WHAT TO DO:
Every record that follows must be duplicated exactly, with images left out.

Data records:
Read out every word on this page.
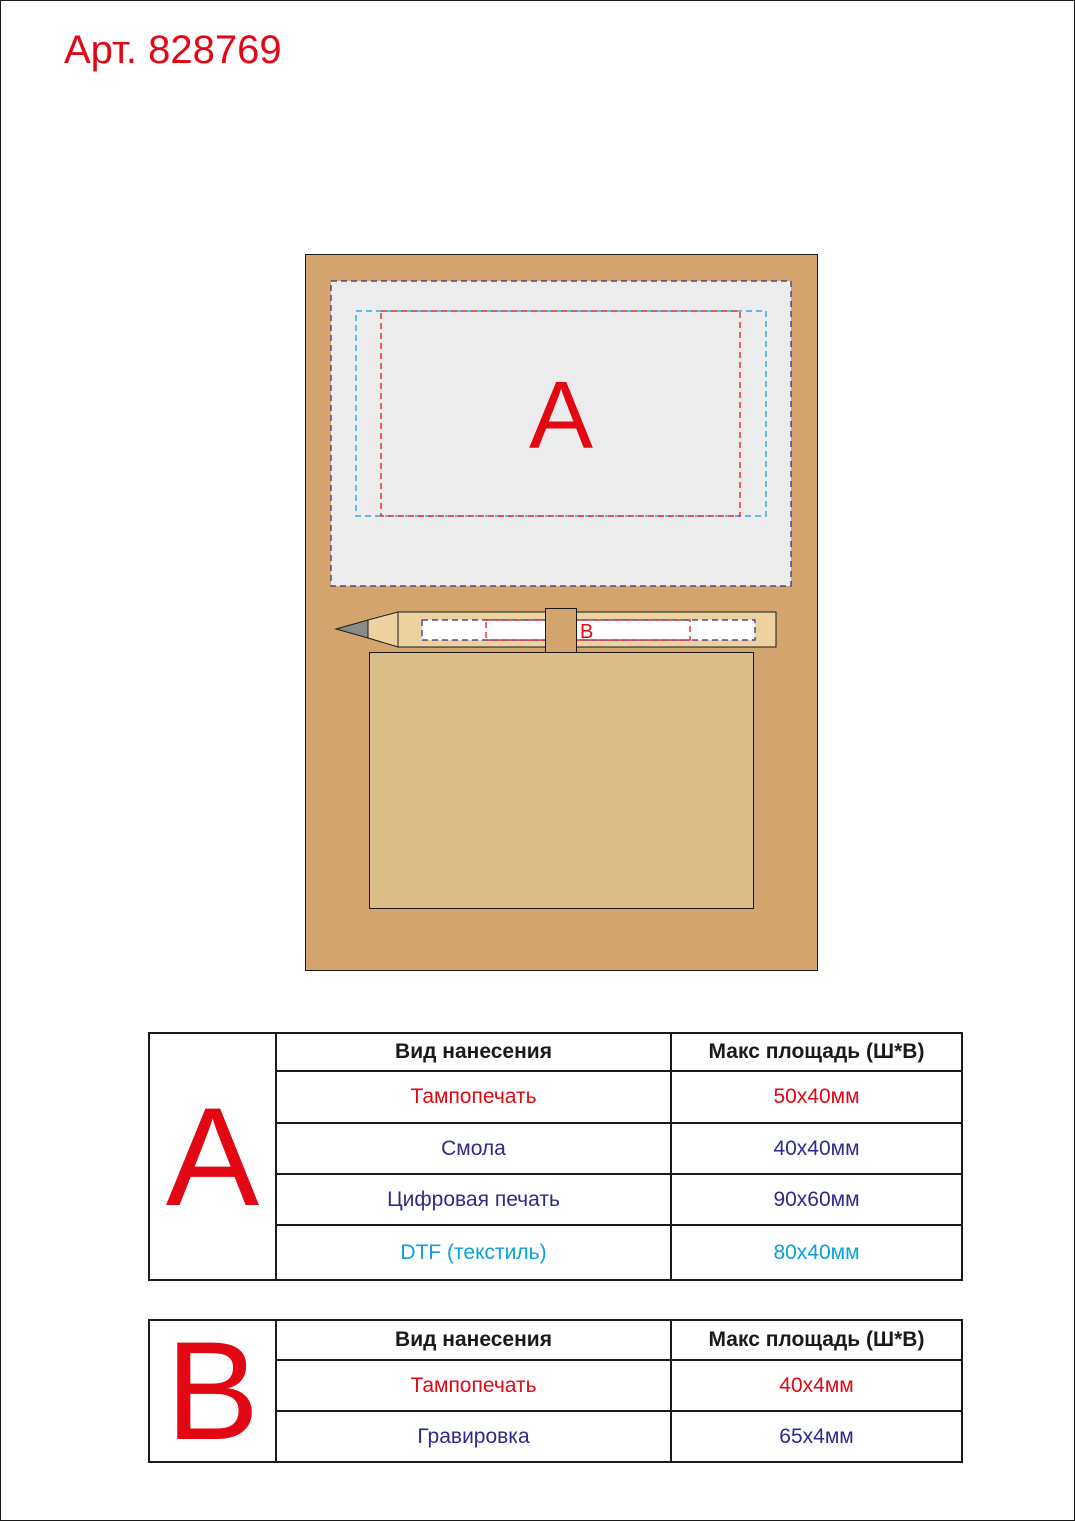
Арт. 828769
A
B
A	Вид нанесения	Макс площадь (Ш*В)
	Тампопечать	50x40мм
	Смола	40x40мм
	Цифровая печать	90x60мм
	DTF (текстиль)	80x40мм
B	Вид нанесения	Макс площадь (Ш*В)
	Тампопечать	40x4мм
	Гравировка	65x4мм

TASK OUTPUT:
Read out every word on this page.
Арт. 828769
A
B
A	Вид нанесения	Макс площадь (Ш*В)
	Тампопечать	50x40мм
	Смола	40x40мм
	Цифровая печать	90x60мм
	DTF (текстиль)	80x40мм
B	Вид нанесения	Макс площадь (Ш*В)
	Тампопечать	40x4мм
	Гравировка	65x4мм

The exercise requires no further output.